## 提供的文本:
········

作为治淮的直接领导部门,治淮委员会没有回避治淮中的缺点与错误。1953年5月,时任治淮委员会主任的谭震林,副主任曾希圣、吴芝圃、管文蔚等联名向中共中央呈送《关于淮河水利问题的报告》,深刻分析了在具体执行治淮方针过程中存在的缺点。报告检讨说:“对除涝保收未能达到应有的要求。因为破坏不堪的排水系统,没有进行必要的治理;其已做的河道疏浚整理工程,则因标准太低(排除麦作水),不能解决普通洪水的问题,不仅过洼地积水无法排出,即一般较洼的平原,亦有因干水高于支水,支水高于平地,内外水顶托而积涝成灾,若遇非常洪水,则内涝更为严重,这是个严重的缺点。”[※注]报告分析产生这个缺点的原因说:“主要原因是由于对内涝的全面性、严重性、频繁性、复杂性及除涝的重要性和艰苦性认识不足,亦即由于中国传统的重视防洪保堤,忽视除涝保收的片面思想没有受到批判和纠正,以致放松了治涝问题的研究,所以未能与改善当前农业生产的要求密切结合,其结果亦就不可能培植与提高群众抗灾治水的力量。”[※注]

1953年9月9日,水利部党组在向中共中央报送的《关于过去工作的检查及今后工作意见的报告》中指出:“在治淮工程中,我们未能深入一步,具体分析,找出各个不同地区不同的关键问题。在1952年内涝发生前,我们偏重于解决干流及主要支流非常洪水的泛滥问题,但对于普通洪水情况下,淮北平原的内涝灾害认识不足,未能将内涝问题作为治淮的重点进行研究,过去虽然做了些工作,但标准过低,而且缺乏各个支流的流域性规划,因而在改善内涝问题上未能起应有效益。”[※注]

1955年初,傅作义在全国水利会议上对上年水利工作总结时,也正视治淮过程中存在的缺点和错误。他指出,在1954年洪水的实际考验下,暴露出治淮工作中和工程上的许多缺点和错误,“这些缺点和错误有的直接酿成了某些灾害,有的则造成我们防汛工作中的被动和困难”。如在防洪规划和设计的标准一般偏低,并有个别建筑物修得不够安全。“我们以前治淮的防洪标准是采用最近几十年间实有水文记录中的最大流量,如1921、1931、1950等年型的洪水,作为防洪标准。对整个流域洪水的处理是以这几年的洪水为依据,对建筑物的设计也是以这几年的洪水为依据。至于这几年的洪水相当于什么样的频率,如果发生超过这几年的洪水时应当怎样处理,则没有很好的研究。所以,1954年发生的洪水超过了1931和1950年,不但在整个防御措施上非常被动,而且有许多重要的永久性建筑物,如淮河王家坝闸及润河集分水闸等都几乎被洪水淹没。佛子岭水库设计最大进洪量为2330秒立方公尺,而1954年最大进洪量则达6350秒立方公尺。石漫滩、板桥、薄山等水库实际最大进洪量,也超过了原设计的标准一至三倍。”[※注]

针对治淮工作中存在的不足,周恩来在1964年6月10日接见以何继晋为首的越南水利考察团时也指出:“治淮工作中犯了地方主义、分散主义的错误,治水要从上游到下游照顾全局,要有共产主义风格,有时要牺牲自己救别人。要让干部和农民都有所认识。”[※注]由此可见,中国共产党和人民政府正视治淮过程中出现的缺点错误,敢于承认并勇于承担错误,并在发现错误之后立即加以纠正。这种实事求是的工作作风是值得继承发扬的。

········

## 所附列表:
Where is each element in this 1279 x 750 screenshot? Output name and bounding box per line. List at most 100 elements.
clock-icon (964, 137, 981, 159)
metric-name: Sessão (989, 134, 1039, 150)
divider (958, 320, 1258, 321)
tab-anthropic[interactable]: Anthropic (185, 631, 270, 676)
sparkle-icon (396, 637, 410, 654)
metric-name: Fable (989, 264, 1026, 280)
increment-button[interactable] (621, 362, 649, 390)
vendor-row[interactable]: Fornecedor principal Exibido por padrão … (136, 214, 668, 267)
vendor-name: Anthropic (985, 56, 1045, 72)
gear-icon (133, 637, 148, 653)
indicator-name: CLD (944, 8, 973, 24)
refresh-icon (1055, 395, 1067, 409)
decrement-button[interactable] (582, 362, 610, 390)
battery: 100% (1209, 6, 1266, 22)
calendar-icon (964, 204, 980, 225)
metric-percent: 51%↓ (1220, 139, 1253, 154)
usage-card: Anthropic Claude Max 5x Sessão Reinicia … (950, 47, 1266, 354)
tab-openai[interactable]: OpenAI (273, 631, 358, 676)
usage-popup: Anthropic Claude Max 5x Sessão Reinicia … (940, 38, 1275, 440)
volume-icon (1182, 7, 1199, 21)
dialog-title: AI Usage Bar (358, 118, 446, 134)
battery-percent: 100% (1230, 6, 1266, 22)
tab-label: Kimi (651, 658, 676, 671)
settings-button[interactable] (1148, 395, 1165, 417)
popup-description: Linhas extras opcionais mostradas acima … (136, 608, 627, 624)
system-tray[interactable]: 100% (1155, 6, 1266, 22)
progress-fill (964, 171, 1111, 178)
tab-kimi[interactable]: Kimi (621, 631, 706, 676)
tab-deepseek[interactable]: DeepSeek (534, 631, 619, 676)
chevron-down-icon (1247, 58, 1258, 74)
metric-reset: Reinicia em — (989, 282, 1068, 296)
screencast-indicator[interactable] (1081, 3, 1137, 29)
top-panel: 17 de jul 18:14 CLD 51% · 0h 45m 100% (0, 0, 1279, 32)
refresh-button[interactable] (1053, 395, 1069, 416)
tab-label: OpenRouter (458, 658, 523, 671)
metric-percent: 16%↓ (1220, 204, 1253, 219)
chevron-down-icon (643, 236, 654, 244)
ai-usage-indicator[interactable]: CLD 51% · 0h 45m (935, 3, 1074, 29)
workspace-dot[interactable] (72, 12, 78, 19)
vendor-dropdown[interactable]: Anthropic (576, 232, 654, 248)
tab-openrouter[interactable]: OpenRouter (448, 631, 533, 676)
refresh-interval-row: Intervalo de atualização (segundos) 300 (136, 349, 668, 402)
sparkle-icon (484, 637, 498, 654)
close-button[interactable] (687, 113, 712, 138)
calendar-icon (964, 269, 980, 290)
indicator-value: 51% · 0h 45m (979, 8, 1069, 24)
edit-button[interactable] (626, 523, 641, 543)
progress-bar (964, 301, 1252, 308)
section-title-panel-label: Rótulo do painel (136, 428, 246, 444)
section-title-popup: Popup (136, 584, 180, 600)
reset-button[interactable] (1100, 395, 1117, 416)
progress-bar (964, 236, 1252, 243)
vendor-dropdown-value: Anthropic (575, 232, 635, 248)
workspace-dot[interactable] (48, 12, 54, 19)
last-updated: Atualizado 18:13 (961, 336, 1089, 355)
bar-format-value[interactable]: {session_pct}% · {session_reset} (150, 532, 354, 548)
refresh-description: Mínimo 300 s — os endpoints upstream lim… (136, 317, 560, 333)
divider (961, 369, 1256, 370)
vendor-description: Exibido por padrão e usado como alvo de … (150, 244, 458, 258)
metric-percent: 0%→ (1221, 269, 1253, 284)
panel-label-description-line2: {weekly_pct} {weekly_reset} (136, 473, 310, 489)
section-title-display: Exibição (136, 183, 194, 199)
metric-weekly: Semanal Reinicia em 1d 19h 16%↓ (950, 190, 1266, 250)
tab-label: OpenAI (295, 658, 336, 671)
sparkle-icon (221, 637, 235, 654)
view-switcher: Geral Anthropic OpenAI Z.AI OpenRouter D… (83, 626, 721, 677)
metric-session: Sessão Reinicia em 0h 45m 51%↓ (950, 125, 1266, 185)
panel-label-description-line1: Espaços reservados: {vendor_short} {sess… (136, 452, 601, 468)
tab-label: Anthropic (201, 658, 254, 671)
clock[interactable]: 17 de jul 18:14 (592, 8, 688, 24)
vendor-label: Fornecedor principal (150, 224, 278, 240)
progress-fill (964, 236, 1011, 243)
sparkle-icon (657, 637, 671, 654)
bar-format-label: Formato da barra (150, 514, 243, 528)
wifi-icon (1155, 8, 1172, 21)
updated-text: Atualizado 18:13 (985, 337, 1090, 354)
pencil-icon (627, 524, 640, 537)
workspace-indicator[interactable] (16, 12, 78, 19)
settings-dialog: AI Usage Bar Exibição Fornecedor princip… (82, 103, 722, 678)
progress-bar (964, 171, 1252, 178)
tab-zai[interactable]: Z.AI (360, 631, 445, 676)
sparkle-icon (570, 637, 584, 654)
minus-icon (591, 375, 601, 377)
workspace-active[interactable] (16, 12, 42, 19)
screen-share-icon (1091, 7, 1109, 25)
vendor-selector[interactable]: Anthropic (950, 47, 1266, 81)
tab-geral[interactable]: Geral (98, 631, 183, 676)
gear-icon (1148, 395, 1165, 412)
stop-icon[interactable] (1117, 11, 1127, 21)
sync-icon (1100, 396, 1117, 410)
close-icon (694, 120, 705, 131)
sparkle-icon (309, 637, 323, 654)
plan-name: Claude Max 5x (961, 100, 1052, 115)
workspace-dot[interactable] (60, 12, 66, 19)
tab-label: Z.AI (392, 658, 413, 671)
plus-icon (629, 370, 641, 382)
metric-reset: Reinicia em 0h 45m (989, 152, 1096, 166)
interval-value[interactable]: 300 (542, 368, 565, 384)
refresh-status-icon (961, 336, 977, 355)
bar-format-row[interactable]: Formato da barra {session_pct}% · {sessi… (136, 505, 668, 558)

········

## 各项任务:
1. 请把治淮文本中从“针对治淮工作中存在的不足,周”到“的工作作风是值得继承发扬的。”的部分逐字抄写下来,首尾两处都包括在内。
2. 根据治淮文本,1954年佛子岭水库的实际最大进洪量达到多少?
3. 请从治淮文本最后一句之后接着往下续写。

## 逐项解答:
1.
针对治淮工作中存在的不足,周恩来在1964年6月10日接见以何继晋为首的越南水利考察团时也指出:“治淮工作中犯了地方主义、分散主义的错误,治水要从上游到下游照顾全局,要有共产主义风格,有时要牺牲自己救别人。要让干部和农民都有所认识。”[※注]由此可见,中国共产党和人民政府正视治淮过程中出现的缺点错误,敢于承认并勇于承担错误,并在发现错误之后立即加以纠正。这种实事求是的工作作风是值得继承发扬的。

2. 6350秒立方公尺。

3.
四 荆江分洪工程的兴建

长江是中国第一大河流,全长6300余公里,流域面积193.9万平方公里,干流主源为金沙江,在四川境内先后会集岷江、沱江、嘉陵江、乌江等经三峡至宜昌进入平原,而后承纳湖南的湘、资、沅、澧四水(洞庭湖水系),至汉口纳汉江,至九江纳赣江(鄱阳湖水系),经江苏承泄淮河及太湖各水而入海。千百年来,浩瀚长江在孕育中华文明的同时,也给两岸人民带来深重的水患。据历史记载,从汉代开始到清末,即从公元前185年到1911年的2096年间,长江发生过大小水灾214次,平均不到10年发生一次。相比而言,旱灾几率较小。据湖南省统计,从公元626年到1951年间,平均每17年发生旱灾一次;据安徽省统计,从公元1643年到1804年间,平均每16年发生旱灾一次;据淮河流域统计,自14世纪以后,每百年中水灾遭遇有70次,旱灾50次;华北平原在明清两代542年间发生大小水灾361次,旱灾377次。[※注]这些历史记载说明,长江流域水灾重于旱灾。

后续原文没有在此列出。